Which lines in the entries below contain the string "Lorem"? List each such line in full, counting a match only when the capitalization is the same.

GIVEN DATA:
** begin **

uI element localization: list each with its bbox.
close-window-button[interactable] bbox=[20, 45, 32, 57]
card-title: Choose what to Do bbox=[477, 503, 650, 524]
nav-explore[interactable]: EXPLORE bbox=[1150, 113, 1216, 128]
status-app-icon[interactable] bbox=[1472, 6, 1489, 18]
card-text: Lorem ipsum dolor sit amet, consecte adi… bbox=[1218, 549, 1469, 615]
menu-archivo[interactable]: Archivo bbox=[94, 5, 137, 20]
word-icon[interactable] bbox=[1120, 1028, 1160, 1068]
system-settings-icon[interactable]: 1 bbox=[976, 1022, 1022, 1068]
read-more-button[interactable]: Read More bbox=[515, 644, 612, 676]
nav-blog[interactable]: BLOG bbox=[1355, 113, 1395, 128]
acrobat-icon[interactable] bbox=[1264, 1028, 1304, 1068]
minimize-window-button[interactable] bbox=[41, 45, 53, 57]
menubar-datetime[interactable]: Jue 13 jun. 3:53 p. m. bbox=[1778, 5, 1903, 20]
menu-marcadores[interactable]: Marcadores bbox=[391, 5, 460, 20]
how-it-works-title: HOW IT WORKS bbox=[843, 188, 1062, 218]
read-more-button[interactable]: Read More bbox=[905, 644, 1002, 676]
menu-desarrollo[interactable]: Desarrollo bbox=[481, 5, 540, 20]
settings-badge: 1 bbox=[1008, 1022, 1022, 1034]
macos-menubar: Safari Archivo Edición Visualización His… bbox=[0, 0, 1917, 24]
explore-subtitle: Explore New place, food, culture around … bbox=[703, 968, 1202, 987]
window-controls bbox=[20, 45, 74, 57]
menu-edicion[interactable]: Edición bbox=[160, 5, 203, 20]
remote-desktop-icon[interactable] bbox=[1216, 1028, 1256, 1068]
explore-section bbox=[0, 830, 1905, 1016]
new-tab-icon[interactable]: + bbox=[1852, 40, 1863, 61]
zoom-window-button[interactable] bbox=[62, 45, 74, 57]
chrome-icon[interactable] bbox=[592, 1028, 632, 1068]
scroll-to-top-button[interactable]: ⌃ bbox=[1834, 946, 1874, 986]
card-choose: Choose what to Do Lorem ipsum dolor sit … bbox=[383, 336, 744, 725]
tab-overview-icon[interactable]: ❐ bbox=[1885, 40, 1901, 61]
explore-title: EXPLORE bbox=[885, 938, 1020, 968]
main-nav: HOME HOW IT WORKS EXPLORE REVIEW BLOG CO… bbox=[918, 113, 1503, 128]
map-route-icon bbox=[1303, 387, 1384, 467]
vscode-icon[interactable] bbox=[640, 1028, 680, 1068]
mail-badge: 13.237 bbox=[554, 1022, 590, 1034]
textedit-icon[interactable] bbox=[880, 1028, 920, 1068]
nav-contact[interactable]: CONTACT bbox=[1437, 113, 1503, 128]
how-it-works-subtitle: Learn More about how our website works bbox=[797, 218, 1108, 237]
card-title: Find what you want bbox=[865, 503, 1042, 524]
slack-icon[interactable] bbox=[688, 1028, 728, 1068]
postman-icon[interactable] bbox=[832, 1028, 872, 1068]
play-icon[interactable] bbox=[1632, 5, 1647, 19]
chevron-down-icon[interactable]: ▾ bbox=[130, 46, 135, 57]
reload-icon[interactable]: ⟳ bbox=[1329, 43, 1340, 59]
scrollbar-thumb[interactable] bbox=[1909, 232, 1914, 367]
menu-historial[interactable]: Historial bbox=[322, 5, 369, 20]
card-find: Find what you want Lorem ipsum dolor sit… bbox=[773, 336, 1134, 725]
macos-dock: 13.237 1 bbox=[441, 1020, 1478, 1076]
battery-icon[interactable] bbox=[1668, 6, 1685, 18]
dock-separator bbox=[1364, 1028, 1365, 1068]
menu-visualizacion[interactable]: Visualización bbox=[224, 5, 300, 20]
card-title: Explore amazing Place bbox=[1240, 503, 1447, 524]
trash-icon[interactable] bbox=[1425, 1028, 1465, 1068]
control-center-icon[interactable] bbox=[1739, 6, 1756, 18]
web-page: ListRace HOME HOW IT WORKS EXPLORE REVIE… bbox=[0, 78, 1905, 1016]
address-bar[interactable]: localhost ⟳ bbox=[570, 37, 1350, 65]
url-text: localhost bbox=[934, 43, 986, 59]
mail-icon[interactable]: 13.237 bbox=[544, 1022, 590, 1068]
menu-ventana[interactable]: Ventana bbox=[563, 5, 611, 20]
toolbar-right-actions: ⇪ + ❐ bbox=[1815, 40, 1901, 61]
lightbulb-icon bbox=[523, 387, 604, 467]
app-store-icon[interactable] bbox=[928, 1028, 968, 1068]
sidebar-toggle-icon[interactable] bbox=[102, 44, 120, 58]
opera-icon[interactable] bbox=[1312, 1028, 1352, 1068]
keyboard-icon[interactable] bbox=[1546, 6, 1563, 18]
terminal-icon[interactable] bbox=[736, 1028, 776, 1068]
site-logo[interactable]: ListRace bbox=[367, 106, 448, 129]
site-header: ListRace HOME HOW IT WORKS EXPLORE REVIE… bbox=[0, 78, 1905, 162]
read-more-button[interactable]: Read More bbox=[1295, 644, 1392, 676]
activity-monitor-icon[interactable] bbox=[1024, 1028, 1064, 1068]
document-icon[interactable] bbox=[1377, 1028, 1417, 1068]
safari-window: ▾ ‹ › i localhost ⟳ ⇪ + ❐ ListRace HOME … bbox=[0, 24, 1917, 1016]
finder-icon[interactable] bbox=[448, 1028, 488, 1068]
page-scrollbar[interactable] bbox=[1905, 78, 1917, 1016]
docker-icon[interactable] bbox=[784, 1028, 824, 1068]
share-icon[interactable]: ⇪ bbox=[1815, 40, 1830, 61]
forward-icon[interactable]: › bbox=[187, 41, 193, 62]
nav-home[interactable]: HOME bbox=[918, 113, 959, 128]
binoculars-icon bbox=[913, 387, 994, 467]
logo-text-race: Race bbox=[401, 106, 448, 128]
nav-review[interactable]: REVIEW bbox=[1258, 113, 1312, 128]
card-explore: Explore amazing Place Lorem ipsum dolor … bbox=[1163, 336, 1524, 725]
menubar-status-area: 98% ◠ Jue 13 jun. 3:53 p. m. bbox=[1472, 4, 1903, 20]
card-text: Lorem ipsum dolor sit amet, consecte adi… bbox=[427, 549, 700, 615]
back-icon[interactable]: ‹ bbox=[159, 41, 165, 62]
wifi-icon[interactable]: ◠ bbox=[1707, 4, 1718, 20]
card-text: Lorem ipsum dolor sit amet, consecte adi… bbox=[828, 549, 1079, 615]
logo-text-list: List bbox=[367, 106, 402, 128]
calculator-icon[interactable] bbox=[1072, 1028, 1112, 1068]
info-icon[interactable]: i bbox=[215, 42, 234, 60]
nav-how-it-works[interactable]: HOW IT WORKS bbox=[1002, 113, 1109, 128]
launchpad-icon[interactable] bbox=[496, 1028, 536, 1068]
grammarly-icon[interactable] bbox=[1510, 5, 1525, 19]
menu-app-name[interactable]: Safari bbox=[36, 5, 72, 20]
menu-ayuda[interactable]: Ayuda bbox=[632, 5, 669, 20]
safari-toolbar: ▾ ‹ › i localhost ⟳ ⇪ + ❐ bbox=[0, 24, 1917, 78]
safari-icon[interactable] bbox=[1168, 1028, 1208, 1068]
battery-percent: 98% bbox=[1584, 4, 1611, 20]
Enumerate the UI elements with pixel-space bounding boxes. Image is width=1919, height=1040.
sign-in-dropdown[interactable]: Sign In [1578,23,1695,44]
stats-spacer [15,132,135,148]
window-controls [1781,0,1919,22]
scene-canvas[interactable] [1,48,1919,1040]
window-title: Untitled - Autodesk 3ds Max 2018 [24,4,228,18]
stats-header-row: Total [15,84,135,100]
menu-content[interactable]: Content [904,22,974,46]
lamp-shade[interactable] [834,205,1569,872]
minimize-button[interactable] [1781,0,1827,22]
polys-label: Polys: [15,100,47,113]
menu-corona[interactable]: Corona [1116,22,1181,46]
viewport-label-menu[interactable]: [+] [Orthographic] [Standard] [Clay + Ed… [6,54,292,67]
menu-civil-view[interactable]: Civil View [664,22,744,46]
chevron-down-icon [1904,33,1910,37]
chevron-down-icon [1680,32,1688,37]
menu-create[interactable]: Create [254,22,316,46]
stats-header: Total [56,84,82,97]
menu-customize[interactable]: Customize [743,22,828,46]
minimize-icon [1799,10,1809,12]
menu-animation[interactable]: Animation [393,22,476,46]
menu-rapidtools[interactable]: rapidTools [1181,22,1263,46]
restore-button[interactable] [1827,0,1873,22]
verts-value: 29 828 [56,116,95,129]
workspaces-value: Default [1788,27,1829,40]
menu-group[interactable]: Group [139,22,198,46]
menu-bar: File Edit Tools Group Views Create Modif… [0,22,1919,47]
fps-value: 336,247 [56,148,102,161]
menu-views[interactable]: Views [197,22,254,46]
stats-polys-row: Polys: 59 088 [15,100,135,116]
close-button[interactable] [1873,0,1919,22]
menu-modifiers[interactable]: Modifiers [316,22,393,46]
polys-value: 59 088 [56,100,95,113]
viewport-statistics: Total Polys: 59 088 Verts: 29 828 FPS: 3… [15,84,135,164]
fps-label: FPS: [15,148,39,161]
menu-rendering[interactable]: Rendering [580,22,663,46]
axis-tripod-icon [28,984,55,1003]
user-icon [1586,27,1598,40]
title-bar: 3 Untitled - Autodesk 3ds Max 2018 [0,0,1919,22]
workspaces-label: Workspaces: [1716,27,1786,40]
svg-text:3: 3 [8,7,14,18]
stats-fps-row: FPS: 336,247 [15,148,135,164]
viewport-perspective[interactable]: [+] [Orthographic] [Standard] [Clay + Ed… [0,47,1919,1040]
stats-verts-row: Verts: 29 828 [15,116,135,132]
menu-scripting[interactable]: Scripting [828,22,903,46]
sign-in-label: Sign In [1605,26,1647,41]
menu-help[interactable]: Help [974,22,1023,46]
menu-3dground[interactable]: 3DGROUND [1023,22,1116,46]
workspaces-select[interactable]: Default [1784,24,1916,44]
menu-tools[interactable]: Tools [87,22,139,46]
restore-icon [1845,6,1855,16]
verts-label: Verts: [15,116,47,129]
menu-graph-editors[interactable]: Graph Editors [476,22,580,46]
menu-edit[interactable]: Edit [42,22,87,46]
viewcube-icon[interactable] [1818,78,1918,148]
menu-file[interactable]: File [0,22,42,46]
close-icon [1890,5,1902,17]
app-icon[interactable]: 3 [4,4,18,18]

** end **

IN RESPONSE:
card-text: Lorem ipsum dolor sit amet, consecte adi… bbox=[1218, 549, 1469, 615]
card-choose: Choose what to Do Lorem ipsum dolor sit … bbox=[383, 336, 744, 725]
card-find: Find what you want Lorem ipsum dolor sit… bbox=[773, 336, 1134, 725]
card-explore: Explore amazing Place Lorem ipsum dolor … bbox=[1163, 336, 1524, 725]
card-text: Lorem ipsum dolor sit amet, consecte adi… bbox=[427, 549, 700, 615]
card-text: Lorem ipsum dolor sit amet, consecte adi… bbox=[828, 549, 1079, 615]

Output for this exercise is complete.